Jonathan Randall said:
			
		

> Very dangerous and bad for adults or minors, or both? Please clarify. I agree wholeheartedly that parents should restrict and monitor their children's Internet experience, but consenting adults are different. Agree?


 
Once a person is past eightteen .... it is no concern of mine.

We haven't seen Dateline doing expose's on adults meeting for sex from online meetings .... although I'm sure that's happening too.

That it is owned by Rupert Murdoch, also just sort of sticks in my craw.


----------



## theletch1 (May 7, 2006)

Seems like everytime I turn around I'm hearing another story where a child of twelve or so was abducted, raped and so forth by someone they met on myspace.  The recent attempted highschool killing spree in the mid-west was discussed by the attackers on myspace.  I'm one of the folks that think that that site needs some sort of age verification before allowing anyone to be a part of it.


----------



## Makalakumu (May 7, 2006)

In a way, everything is dangerous.  Why should myspace be any different?  It's easy to get caught up in the "culture of fear" that our society promotes.


----------



## Bob Hubbard (May 7, 2006)

I've got accounts on myspace, livejournal, deviant art and model mayhem.
I pop in occasionally, but really find them more annoying than useful.


----------



## BrandiJo (May 7, 2006)

i have a myspace, i dunno if its bad...you just have to be careful with the information you put out there. but you can find me at www.myspace.com/jojbrandi if ya would like


----------



## Rich Parsons (May 7, 2006)

michaeledward said:
			
		

> Very Dangerous and Bad!!!
> 
> Massachusetts recently floated the idea of restricting access to any persons under the age of 18. I fully support it.
> 
> ...

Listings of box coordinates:
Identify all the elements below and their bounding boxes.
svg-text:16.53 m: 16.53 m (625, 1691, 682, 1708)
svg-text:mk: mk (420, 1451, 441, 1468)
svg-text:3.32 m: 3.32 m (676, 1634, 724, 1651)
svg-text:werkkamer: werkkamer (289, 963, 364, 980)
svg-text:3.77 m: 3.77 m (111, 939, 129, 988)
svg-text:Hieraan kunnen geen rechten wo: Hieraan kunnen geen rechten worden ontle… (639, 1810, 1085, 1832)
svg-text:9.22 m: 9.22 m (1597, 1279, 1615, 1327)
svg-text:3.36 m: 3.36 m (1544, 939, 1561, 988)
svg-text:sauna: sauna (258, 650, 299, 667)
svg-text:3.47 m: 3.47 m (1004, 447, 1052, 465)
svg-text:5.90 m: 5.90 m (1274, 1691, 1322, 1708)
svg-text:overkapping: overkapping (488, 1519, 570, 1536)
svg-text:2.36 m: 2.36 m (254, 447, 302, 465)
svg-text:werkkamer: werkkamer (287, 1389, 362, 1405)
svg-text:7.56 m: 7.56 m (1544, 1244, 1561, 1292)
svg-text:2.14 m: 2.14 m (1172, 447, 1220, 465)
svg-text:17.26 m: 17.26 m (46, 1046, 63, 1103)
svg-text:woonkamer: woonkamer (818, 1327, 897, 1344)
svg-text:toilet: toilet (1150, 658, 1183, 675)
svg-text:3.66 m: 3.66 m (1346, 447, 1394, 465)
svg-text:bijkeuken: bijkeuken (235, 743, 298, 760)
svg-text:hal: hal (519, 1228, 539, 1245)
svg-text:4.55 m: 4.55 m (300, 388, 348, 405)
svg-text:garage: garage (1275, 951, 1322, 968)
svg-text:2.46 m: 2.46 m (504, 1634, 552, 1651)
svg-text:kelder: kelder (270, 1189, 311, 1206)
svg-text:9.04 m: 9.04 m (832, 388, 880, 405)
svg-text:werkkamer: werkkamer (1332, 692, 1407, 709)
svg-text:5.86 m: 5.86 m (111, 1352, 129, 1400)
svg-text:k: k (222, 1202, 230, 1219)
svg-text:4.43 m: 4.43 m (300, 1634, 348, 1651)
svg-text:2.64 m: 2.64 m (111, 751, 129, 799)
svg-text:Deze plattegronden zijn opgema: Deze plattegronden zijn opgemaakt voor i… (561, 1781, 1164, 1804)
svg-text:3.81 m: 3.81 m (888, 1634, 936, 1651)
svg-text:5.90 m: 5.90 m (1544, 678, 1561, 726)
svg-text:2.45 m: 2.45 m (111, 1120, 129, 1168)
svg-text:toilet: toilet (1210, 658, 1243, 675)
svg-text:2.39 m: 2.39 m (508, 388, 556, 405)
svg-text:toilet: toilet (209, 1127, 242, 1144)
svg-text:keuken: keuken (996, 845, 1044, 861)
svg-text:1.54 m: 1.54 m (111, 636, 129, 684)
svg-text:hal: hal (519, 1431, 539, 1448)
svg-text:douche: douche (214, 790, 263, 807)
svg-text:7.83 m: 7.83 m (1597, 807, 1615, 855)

§ **Directives**:
(A) Say whether each statement agrees with the myspace thread, answering yes or no and quoting the deciding words. (i) Bob Hubbard has an account on livejournal. (ii) theletch1 thinks the site needs no age verification. (iii) Makalakumu says that everything is dangerous in a way.
(B) Answer from the myspace thread:
(i) Which state recently floated the idea of restricting access for anyone under 18?
(ii) On what date did theletch1 post?
(iii) According to BrandiJo, what do you have to be careful with?
None of these lines is needed; everything can be answered from the myspace thread.

§ **Solution list**:
(A)
(i) Yes: "I've got accounts on myspace, livejournal, deviant art and model mayhem."
(ii) No: "I'm one of the folks that think that that site needs some sort of age verification before allowing anyone to be a part of it."
(iii) Yes: "In a way, everything is dangerous."

(B)
(i) Massachusetts
(ii) May 7, 2006
(iii) The information you put out there